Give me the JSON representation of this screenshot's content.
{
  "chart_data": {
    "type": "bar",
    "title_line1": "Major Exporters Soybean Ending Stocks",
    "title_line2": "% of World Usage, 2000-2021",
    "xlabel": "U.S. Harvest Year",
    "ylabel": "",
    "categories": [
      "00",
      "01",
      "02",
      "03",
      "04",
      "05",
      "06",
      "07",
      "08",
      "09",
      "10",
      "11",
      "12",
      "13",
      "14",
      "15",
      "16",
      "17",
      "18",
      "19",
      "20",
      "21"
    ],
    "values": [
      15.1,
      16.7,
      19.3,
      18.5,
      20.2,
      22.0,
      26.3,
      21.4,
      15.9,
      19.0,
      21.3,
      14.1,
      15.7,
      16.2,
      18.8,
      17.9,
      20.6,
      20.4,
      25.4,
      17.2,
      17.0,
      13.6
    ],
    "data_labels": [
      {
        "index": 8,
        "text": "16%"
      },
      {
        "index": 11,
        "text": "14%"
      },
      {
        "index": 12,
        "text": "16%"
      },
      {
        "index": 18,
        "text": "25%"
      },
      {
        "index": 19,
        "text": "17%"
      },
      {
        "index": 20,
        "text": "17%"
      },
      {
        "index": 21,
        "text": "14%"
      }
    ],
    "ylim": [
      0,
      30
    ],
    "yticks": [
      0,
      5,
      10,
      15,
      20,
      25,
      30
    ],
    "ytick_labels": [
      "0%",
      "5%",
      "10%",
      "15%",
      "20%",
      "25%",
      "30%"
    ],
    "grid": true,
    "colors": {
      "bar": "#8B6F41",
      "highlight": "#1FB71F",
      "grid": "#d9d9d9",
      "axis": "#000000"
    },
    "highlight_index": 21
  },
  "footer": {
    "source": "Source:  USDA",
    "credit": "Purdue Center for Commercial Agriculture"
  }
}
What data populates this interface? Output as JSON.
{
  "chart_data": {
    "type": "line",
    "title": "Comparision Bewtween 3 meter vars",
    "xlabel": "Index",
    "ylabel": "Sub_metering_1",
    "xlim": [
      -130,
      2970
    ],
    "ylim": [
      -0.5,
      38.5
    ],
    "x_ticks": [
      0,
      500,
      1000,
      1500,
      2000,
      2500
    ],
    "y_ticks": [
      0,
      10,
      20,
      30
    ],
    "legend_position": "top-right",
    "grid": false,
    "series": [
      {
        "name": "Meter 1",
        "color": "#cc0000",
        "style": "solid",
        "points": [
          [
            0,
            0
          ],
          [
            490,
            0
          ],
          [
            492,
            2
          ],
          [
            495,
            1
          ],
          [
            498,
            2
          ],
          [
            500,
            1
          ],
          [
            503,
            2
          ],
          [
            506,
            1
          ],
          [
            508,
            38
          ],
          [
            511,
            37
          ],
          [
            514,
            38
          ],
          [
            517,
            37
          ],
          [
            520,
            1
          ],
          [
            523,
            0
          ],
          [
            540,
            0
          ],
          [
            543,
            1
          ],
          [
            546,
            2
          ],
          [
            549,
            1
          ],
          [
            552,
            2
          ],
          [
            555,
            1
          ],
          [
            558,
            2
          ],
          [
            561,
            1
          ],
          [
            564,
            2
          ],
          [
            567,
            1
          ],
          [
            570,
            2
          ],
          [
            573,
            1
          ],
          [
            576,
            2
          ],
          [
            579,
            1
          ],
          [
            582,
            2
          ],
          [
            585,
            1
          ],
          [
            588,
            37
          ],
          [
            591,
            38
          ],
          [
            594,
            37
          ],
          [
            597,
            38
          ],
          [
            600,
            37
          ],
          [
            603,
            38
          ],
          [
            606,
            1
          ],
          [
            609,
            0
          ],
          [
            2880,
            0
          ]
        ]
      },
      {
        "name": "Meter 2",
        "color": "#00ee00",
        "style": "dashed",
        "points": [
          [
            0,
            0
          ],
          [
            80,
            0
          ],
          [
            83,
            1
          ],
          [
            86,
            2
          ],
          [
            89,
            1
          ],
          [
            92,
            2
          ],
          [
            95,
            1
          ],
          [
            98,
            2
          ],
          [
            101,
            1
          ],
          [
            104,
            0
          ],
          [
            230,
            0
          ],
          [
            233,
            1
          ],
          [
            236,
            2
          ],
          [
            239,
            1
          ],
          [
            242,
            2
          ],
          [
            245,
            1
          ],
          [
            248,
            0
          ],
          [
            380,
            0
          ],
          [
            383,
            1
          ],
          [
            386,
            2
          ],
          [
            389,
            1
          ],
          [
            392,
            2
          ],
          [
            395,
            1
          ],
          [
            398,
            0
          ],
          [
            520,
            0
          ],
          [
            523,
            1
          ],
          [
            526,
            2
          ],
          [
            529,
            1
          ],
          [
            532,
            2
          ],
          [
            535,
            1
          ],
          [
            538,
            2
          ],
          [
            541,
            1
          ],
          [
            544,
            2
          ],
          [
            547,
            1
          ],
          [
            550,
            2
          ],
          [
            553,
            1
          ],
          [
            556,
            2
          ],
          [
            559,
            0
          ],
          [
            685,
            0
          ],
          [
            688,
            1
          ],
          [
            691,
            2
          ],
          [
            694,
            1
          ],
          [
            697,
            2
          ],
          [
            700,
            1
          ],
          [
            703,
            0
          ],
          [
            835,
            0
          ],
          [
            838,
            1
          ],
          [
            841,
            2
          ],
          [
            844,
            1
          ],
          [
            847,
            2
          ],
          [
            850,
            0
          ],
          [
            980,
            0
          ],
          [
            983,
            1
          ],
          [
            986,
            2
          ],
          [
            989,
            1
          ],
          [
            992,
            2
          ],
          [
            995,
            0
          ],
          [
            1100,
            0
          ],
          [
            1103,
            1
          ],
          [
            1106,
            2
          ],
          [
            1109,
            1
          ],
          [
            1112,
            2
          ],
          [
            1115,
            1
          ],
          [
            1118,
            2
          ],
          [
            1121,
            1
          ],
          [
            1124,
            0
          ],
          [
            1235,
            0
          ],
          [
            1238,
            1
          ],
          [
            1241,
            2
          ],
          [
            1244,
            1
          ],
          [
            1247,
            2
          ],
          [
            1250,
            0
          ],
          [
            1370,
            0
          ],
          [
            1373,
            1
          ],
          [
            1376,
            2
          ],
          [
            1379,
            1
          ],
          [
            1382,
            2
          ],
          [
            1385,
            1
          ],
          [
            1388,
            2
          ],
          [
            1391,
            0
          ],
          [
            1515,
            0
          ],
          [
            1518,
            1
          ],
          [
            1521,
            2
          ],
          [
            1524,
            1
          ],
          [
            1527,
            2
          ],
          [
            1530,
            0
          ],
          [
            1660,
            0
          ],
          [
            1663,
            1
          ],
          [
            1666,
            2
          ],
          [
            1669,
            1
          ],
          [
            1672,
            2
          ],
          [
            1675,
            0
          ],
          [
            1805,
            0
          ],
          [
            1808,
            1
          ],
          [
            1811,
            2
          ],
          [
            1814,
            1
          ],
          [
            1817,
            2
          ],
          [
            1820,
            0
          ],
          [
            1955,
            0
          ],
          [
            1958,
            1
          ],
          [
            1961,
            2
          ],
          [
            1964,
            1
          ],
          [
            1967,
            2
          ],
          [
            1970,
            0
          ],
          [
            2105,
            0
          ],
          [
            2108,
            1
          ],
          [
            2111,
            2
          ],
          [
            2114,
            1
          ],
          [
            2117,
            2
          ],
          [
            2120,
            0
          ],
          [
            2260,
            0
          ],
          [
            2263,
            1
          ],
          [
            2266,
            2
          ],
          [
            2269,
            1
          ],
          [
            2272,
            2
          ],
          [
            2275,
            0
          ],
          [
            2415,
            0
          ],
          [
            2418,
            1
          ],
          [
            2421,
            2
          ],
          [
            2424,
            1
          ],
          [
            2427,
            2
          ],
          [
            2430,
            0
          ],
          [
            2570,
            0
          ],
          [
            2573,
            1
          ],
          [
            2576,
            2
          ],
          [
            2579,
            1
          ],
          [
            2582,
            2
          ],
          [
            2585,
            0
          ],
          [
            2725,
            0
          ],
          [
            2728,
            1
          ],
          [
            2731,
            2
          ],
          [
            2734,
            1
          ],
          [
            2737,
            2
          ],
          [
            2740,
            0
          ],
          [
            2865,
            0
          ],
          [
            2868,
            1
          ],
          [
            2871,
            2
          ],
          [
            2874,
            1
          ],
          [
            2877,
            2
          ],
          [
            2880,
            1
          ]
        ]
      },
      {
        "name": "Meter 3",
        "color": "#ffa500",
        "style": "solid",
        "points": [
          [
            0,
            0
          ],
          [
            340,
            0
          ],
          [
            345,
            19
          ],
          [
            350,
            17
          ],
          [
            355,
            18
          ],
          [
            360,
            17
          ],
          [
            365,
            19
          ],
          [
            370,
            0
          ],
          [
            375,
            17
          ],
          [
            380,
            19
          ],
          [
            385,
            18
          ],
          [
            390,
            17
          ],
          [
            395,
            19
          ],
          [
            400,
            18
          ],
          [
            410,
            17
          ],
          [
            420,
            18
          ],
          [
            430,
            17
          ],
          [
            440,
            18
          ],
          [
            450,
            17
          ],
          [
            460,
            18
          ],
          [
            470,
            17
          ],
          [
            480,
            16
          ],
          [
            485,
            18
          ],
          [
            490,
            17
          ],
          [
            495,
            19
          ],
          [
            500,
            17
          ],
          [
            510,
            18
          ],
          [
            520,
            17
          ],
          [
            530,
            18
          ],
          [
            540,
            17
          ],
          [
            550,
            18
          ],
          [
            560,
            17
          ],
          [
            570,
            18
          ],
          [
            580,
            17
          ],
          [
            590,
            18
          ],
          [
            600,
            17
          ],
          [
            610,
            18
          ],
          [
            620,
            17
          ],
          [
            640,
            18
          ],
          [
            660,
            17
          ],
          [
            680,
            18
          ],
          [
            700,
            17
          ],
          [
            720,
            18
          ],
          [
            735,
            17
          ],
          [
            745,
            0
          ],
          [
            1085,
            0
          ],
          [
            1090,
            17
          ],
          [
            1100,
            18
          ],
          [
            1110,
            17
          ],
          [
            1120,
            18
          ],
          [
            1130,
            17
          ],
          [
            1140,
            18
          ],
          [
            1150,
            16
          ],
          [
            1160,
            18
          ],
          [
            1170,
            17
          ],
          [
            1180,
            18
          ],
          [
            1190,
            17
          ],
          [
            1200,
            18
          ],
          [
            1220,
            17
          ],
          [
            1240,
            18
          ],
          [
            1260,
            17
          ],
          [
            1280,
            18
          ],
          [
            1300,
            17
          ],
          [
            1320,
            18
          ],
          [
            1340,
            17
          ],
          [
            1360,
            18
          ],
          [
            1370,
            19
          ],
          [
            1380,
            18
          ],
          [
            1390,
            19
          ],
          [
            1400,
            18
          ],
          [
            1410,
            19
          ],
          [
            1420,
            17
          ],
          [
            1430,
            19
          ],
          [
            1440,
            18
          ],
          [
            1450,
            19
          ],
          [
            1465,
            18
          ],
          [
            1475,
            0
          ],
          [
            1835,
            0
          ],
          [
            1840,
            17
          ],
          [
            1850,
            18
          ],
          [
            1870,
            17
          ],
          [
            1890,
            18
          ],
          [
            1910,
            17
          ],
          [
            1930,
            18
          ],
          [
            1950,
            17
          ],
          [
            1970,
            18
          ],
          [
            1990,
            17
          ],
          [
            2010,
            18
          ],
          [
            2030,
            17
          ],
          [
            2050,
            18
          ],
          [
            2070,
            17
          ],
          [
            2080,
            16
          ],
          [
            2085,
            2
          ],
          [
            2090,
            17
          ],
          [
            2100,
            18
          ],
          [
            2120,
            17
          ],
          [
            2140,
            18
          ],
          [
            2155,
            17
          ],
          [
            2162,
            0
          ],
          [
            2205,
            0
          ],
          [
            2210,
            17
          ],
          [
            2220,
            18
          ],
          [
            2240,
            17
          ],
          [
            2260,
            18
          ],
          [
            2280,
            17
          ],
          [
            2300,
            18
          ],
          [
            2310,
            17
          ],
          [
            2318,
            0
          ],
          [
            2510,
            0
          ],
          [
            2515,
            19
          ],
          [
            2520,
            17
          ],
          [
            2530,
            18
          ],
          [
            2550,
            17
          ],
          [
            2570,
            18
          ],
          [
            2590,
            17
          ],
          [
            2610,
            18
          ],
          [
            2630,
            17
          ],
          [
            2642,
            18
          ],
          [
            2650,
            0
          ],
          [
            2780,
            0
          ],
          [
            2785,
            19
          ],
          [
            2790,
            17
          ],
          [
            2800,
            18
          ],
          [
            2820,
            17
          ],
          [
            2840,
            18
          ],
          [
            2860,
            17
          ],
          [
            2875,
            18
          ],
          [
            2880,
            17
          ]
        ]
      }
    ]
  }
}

==============================

(Exercise prompt)
Out of the records, collect only those lines that contain the string "name".

(Answer to the task)
        "name": "Meter 1",
        "name": "Meter 2",
        "name": "Meter 3",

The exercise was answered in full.